(Items from a dataset)
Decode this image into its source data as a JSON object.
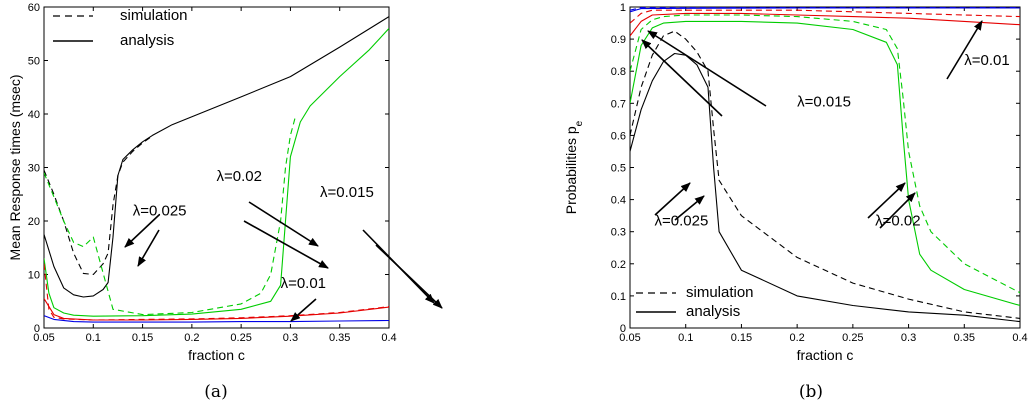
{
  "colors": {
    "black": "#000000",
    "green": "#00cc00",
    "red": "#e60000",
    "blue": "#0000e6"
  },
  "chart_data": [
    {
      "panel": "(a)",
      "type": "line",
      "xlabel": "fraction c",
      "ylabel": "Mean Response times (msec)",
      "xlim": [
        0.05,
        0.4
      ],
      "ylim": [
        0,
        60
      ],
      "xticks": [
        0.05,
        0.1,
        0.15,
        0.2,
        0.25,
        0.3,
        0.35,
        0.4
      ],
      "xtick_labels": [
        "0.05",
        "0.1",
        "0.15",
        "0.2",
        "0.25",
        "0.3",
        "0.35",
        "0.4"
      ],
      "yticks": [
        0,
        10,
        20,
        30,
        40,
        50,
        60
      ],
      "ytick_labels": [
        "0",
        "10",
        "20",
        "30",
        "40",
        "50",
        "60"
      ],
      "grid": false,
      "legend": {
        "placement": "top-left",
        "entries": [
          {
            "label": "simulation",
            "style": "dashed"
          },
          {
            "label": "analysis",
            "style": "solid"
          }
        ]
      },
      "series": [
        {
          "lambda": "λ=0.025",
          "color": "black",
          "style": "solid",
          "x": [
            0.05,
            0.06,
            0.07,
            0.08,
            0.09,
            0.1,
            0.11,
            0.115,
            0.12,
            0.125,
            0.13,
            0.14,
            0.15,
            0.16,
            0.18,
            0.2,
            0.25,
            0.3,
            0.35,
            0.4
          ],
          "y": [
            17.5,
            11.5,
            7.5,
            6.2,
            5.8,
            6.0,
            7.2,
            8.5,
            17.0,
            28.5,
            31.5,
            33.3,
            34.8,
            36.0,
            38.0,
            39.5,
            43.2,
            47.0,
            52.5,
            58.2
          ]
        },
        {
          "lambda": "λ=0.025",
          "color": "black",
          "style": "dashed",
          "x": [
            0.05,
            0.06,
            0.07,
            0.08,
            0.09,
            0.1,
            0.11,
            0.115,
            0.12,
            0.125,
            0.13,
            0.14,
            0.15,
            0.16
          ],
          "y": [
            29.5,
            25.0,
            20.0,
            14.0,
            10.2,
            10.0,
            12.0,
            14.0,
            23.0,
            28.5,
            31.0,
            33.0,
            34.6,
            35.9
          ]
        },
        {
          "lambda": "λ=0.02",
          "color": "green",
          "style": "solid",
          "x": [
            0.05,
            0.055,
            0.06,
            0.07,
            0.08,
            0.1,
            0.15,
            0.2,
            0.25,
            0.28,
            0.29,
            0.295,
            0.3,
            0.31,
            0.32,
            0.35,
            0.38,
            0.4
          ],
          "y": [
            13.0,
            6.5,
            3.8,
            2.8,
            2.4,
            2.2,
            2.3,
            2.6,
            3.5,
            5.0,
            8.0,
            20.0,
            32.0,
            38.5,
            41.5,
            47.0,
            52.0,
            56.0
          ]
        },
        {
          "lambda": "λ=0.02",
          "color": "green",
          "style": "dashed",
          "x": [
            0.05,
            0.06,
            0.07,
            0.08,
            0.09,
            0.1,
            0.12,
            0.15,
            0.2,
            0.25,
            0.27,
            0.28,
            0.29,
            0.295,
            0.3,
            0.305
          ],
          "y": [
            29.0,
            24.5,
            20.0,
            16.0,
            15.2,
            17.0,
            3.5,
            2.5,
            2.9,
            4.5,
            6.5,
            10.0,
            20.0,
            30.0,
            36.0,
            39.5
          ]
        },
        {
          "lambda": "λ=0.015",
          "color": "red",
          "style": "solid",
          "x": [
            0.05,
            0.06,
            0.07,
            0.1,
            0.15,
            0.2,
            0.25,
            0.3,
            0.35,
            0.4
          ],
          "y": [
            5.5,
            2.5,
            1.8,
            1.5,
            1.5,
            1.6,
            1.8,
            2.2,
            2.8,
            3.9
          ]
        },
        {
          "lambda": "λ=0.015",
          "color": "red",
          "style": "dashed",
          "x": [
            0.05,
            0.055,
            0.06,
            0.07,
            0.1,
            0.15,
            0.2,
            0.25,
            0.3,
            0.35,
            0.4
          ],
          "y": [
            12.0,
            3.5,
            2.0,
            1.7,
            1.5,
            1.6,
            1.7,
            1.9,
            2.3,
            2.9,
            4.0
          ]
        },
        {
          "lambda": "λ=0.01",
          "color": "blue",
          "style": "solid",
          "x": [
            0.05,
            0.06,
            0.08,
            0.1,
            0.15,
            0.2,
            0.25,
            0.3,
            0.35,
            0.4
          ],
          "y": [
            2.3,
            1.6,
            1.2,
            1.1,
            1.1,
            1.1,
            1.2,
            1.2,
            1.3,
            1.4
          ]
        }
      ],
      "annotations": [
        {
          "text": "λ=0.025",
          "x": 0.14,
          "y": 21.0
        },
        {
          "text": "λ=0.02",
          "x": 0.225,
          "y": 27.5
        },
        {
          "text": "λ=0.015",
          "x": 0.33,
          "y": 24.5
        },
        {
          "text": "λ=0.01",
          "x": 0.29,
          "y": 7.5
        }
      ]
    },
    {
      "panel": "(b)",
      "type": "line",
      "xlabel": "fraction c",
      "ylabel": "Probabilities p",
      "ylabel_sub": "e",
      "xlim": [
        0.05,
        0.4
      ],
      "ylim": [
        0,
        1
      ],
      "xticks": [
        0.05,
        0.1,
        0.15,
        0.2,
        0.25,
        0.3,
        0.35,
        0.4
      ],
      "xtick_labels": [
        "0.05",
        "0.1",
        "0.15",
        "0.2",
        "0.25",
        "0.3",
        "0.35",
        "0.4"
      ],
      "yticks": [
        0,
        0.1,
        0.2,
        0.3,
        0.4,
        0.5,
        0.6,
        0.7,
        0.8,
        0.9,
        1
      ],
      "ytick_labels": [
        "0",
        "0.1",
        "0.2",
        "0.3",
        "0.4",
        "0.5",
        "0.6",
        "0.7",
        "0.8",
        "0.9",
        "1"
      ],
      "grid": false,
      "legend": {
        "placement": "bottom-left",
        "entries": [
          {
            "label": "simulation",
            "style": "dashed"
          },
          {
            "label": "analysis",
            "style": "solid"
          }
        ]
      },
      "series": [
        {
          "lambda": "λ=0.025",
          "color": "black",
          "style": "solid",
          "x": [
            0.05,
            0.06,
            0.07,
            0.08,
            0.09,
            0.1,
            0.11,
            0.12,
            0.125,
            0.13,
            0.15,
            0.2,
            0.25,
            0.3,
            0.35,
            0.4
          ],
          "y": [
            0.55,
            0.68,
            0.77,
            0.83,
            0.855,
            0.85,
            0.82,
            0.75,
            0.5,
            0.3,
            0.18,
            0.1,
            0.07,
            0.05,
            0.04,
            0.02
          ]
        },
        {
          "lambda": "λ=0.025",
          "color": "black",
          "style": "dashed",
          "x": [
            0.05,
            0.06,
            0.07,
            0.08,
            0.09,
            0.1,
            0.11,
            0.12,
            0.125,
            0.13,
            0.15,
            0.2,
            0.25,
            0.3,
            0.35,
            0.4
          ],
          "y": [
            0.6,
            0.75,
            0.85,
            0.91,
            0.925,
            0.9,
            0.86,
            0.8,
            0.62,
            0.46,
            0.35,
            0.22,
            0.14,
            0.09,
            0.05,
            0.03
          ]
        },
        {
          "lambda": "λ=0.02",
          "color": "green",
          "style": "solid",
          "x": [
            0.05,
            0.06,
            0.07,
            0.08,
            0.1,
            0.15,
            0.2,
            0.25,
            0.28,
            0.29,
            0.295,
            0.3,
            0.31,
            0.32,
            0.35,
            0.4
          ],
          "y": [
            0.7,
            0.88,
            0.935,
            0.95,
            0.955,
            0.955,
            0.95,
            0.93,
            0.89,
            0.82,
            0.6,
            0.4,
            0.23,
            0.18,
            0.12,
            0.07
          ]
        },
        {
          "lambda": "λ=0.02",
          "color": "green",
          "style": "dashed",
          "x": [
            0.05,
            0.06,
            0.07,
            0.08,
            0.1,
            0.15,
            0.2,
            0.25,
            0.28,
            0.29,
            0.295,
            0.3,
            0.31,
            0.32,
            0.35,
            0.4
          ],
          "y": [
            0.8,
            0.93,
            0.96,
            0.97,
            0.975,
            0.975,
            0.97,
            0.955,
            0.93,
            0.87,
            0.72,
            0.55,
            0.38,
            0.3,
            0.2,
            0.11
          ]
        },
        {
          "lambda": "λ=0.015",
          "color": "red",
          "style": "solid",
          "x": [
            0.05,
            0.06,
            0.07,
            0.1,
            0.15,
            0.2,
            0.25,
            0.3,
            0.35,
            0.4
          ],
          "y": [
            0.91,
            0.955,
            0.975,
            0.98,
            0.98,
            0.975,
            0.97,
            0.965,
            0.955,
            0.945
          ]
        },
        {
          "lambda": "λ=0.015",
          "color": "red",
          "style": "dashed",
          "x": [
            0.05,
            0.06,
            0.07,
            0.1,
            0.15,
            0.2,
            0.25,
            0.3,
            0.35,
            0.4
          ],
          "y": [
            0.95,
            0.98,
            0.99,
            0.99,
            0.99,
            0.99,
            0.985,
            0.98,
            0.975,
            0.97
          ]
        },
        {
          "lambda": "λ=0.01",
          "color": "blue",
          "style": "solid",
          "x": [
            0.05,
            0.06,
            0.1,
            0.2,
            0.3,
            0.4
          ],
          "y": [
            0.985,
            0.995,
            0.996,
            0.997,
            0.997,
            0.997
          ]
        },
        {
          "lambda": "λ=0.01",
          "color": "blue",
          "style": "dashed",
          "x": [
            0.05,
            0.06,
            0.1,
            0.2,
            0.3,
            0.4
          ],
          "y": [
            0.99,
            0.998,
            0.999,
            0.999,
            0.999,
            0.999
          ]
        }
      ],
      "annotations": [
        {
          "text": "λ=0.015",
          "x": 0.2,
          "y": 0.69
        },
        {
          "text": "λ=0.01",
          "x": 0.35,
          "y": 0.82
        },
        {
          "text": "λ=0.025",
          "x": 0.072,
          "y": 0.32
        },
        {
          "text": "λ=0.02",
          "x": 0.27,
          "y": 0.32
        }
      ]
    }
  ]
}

--

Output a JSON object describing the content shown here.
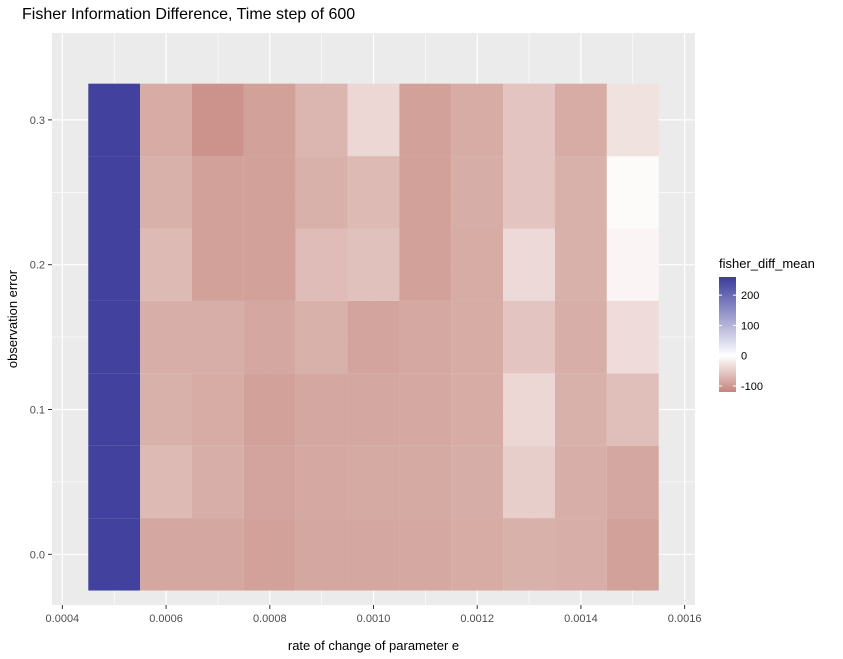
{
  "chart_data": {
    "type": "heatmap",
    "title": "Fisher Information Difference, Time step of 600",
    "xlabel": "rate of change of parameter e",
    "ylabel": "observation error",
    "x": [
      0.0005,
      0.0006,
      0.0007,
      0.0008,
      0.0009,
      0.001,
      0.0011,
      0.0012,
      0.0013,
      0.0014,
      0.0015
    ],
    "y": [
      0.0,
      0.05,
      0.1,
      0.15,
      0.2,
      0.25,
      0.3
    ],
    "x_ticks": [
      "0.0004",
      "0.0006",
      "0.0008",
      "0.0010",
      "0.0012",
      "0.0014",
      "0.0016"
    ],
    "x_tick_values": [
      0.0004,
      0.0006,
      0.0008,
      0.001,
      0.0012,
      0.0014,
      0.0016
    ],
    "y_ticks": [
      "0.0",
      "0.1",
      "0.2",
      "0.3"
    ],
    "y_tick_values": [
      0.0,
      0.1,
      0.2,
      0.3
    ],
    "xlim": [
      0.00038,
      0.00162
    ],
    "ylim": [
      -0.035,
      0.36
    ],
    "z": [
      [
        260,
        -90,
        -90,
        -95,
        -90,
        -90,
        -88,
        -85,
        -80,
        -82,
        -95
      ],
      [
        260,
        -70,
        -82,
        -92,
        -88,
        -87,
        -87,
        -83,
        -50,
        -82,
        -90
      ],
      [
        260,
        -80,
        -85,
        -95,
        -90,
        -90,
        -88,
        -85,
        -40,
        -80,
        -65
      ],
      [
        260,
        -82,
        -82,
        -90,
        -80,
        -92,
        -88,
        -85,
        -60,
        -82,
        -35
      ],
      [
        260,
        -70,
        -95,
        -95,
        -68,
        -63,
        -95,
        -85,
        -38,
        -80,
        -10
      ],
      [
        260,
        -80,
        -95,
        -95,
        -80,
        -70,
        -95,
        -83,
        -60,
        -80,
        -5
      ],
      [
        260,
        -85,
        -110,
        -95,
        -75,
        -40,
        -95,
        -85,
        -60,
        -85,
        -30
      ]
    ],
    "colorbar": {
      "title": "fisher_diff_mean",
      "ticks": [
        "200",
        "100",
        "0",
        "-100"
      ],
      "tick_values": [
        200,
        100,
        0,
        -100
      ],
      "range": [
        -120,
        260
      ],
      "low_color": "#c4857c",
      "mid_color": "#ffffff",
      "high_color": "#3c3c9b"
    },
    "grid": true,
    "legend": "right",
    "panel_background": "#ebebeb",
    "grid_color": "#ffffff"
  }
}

WHAT YOU NEED TO DO:
Tally the lines in this data that hold the word "left" and state only the count.

FULL RESPONSE:
2